*Stored data*.
□ □ □ □ □

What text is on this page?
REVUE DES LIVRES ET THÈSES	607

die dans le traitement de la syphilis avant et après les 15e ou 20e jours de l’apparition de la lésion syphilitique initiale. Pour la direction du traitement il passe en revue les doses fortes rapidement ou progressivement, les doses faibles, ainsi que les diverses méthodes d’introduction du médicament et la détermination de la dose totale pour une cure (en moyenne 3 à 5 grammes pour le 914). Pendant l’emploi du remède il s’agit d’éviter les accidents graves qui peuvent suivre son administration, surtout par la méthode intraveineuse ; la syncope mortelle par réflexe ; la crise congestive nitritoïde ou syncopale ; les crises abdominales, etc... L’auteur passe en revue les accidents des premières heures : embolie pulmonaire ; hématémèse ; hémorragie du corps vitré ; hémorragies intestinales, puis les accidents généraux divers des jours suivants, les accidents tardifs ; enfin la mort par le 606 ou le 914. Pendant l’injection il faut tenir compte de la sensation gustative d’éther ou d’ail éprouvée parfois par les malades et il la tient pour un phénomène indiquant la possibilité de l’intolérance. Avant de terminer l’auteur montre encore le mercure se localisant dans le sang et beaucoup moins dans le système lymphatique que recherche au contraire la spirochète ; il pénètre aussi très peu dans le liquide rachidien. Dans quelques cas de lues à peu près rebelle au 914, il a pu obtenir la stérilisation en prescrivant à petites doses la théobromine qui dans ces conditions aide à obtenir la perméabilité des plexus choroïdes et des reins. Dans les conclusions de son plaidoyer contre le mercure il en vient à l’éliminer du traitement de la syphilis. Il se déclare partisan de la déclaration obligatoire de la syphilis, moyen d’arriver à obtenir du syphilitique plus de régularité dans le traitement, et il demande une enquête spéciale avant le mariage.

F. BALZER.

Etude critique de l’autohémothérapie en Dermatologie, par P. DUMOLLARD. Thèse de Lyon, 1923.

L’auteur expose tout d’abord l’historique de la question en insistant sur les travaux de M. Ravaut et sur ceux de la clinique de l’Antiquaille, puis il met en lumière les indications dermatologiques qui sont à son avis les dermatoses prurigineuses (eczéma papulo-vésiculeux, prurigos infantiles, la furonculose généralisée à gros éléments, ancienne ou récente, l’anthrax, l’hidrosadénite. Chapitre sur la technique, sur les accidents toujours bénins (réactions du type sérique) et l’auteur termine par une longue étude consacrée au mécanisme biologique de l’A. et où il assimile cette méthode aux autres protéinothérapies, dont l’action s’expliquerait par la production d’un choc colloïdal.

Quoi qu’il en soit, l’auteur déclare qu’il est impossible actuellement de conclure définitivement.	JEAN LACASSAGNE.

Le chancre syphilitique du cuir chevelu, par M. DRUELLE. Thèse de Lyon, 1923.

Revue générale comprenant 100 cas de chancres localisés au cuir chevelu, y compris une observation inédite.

□ □ □ □ □

*GIVEN PROBLEM*.
Type out the whole listing above again, exactly as it stands.

*ANSWER TO THE PROBLEM*.
What text is on this page?
REVUE DES LIVRES ET THÈSES	607

die dans le traitement de la syphilis avant et après les 15e ou 20e jours de l’apparition de la lésion syphilitique initiale. Pour la direction du traitement il passe en revue les doses fortes rapidement ou progressivement, les doses faibles, ainsi que les diverses méthodes d’introduction du médicament et la détermination de la dose totale pour une cure (en moyenne 3 à 5 grammes pour le 914). Pendant l’emploi du remède il s’agit d’éviter les accidents graves qui peuvent suivre son administration, surtout par la méthode intraveineuse ; la syncope mortelle par réflexe ; la crise congestive nitritoïde ou syncopale ; les crises abdominales, etc... L’auteur passe en revue les accidents des premières heures : embolie pulmonaire ; hématémèse ; hémorragie du corps vitré ; hémorragies intestinales, puis les accidents généraux divers des jours suivants, les accidents tardifs ; enfin la mort par le 606 ou le 914. Pendant l’injection il faut tenir compte de la sensation gustative d’éther ou d’ail éprouvée parfois par les malades et il la tient pour un phénomène indiquant la possibilité de l’intolérance. Avant de terminer l’auteur montre encore le mercure se localisant dans le sang et beaucoup moins dans le système lymphatique que recherche au contraire la spirochète ; il pénètre aussi très peu dans le liquide rachidien. Dans quelques cas de lues à peu près rebelle au 914, il a pu obtenir la stérilisation en prescrivant à petites doses la théobromine qui dans ces conditions aide à obtenir la perméabilité des plexus choroïdes et des reins. Dans les conclusions de son plaidoyer contre le mercure il en vient à l’éliminer du traitement de la syphilis. Il se déclare partisan de la déclaration obligatoire de la syphilis, moyen d’arriver à obtenir du syphilitique plus de régularité dans le traitement, et il demande une enquête spéciale avant le mariage.

F. BALZER.

Etude critique de l’autohémothérapie en Dermatologie, par P. DUMOLLARD. Thèse de Lyon, 1923.

L’auteur expose tout d’abord l’historique de la question en insistant sur les travaux de M. Ravaut et sur ceux de la clinique de l’Antiquaille, puis il met en lumière les indications dermatologiques qui sont à son avis les dermatoses prurigineuses (eczéma papulo-vésiculeux, prurigos infantiles, la furonculose généralisée à gros éléments, ancienne ou récente, l’anthrax, l’hidrosadénite. Chapitre sur la technique, sur les accidents toujours bénins (réactions du type sérique) et l’auteur termine par une longue étude consacrée au mécanisme biologique de l’A. et où il assimile cette méthode aux autres protéinothérapies, dont l’action s’expliquerait par la production d’un choc colloïdal.

Quoi qu’il en soit, l’auteur déclare qu’il est impossible actuellement de conclure définitivement.	JEAN LACASSAGNE.

Le chancre syphilitique du cuir chevelu, par M. DRUELLE. Thèse de Lyon, 1923.

Revue générale comprenant 100 cas de chancres localisés au cuir chevelu, y compris une observation inédite.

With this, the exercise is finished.